━━━━━ Selected text
With the graying of America, many businesses are looking towards what comes next. Nationwide founders, creators, officers and owners are researching transition options as retirement age approaches.
For SCJ Alliance , the choice was clear, though not exactly simple. They decided to keep the business in the family, so to speak, by becoming 100 percent employee owned, which required a two-year journey to create an Employee Stock Ownership Plan and Trust (ESOP).
At SCJ Alliance, they employ just over 100 people and have 8 offices across Washington State and 1 in Boulder Colorado. They have extensive expertise in engineering, transportation, cable transit, landscape architecture, and planning. To plan for their own future, they’ve spent the last few years putting the pieces in place to become employee owned.
“Employee ownership can be accomplished in a variety of ways,” explains the National Center for Employee Ownership (NCEO). “An ESOP is a kind of employee benefit plan, similar in some ways to a profit-sharing plan. In an ESOP, a company sets up a trust fund, into which it contributes new shares of its own stock or cash to buy existing shares…Shares in the trust are allocated to individual employee accounts.”
“It’s a very complex process,” admits Jean Carr, SCJ’s president, CEO, and co-founder. “We took our time to make sure we were doing it in a way that worked for our firm and our employees. Getting to this point though, says Carr, involved three federal regulatory agencies and the hiring of an outside ESOP trustee. The process also included external valuators, multiple attorneys, and plenty of red tape.
“Even in the early days when we started SCJ Alliance, we looked to the future. We love what we’ve built and we love and value our staff. It was important to us to be able to reward everybody for their dedication and commitment, as well as preserve our unique culture.”
ESOPs are most often implemented by shareholders who would rather see their company continue with employees as the new owners, rather than selling to a competitor or private equity group, and that was the case for SCJ. “This transfers ownership to our employees and keeps the team together,” says Carr.
━━━━━━━━━━
Reproduce the passage on SCJ Alliance's move to employee ownership between "For SCJ Alliance" and "become employee owned.", inclusive.
━━━━━ Entries
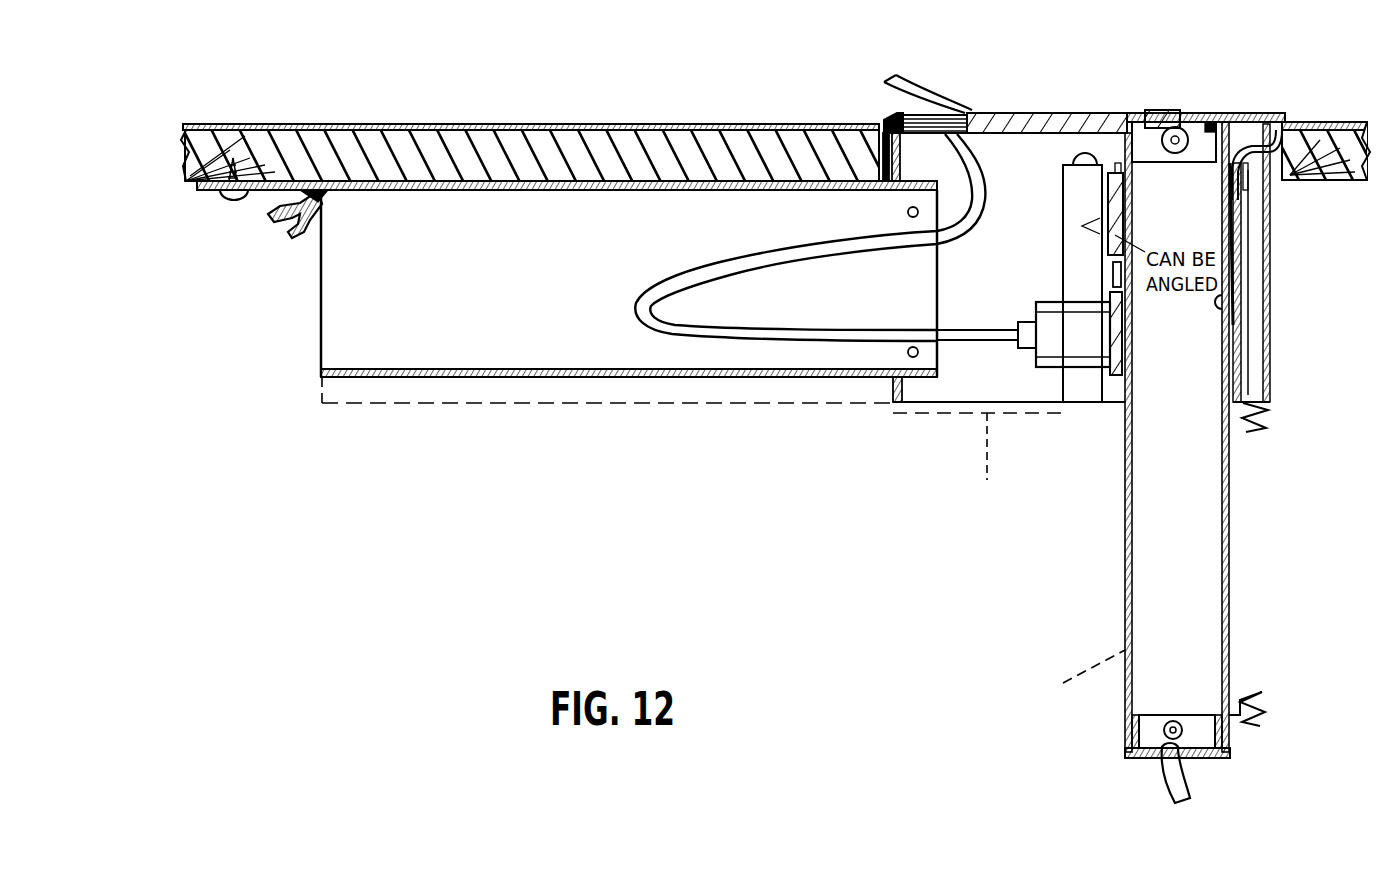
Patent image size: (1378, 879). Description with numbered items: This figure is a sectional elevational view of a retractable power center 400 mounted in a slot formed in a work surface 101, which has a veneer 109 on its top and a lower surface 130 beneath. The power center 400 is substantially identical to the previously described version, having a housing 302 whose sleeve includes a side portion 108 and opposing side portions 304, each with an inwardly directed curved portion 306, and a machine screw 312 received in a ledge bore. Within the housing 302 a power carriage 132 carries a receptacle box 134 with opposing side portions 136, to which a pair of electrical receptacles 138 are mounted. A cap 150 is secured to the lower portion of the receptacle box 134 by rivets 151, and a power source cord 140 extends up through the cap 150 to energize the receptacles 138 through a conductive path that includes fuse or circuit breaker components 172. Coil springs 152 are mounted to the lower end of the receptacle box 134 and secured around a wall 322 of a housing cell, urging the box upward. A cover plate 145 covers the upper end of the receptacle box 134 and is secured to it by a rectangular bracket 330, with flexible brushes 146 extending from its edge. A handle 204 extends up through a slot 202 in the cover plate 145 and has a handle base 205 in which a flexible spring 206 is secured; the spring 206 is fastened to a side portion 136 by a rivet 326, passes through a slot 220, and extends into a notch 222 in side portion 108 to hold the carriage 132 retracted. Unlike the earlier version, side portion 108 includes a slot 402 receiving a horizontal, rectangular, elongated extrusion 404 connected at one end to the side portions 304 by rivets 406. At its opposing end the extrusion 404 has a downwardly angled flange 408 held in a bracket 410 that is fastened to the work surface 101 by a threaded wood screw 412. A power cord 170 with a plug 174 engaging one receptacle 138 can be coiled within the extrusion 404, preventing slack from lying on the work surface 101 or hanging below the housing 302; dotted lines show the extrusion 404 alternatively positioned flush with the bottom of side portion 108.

The work surface 101 is at (182, 122).
The veneer 109 is at (570, 124).
The lower surface 130 is at (187, 192).
The threaded wood screw 412 is at (230, 197).
The bracket 410 is at (288, 230).
The downwardly angled flange 408 is at (320, 204).
The slot 402 is at (900, 290).
The extrusion 404 is at (475, 398).
The rivets 406 is at (907, 212).
The housing 302 is at (905, 404).
The side portions 304 is at (1002, 380).
The power center 400 is at (938, 470).
The side portion 108 is at (893, 392).
The power cord 170 is at (967, 330).
The plug 174 is at (1050, 345).
The electrical receptacles 138 is at (1115, 190).
The fuse or circuit breaker components 172 is at (1113, 272).
The curved portion 306 is at (1063, 232).
The machine screw 312 is at (1075, 160).
The cover plate 145 is at (1010, 113).
The flexible brushes 146 is at (952, 113).
The side portions 136 is at (1124, 508).
The power carriage 132 is at (1085, 595).
The receptacle box 134 is at (1128, 748).
The cap 150 is at (1190, 715).
The rivets 151 is at (1168, 720).
The power source cord 140 is at (1165, 790).
The coil springs 152 is at (1268, 416).
The handle base 205 is at (1160, 165).
The handle 204 is at (1180, 113).
The slot 202 is at (1155, 113).
The bracket 330 is at (1200, 165).
The slot 220 is at (1235, 125).
The flexible spring 206 is at (1288, 122).
The notch 222 is at (1295, 172).
The wall 322 is at (1255, 240).
The rivet 326 is at (1217, 308).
━━━━━━━━━━
Task solution →
For SCJ Alliance , the choice was clear, though not exactly simple. They decided to keep the business in the family, so to speak, by becoming 100 percent employee owned, which required a two-year journey to create an Employee Stock Ownership Plan and Trust (ESOP).
At SCJ Alliance, they employ just over 100 people and have 8 offices across Washington State and 1 in Boulder Colorado. They have extensive expertise in engineering, transportation, cable transit, landscape architecture, and planning. To plan for their own future, they’ve spent the last few years putting the pieces in place to become employee owned.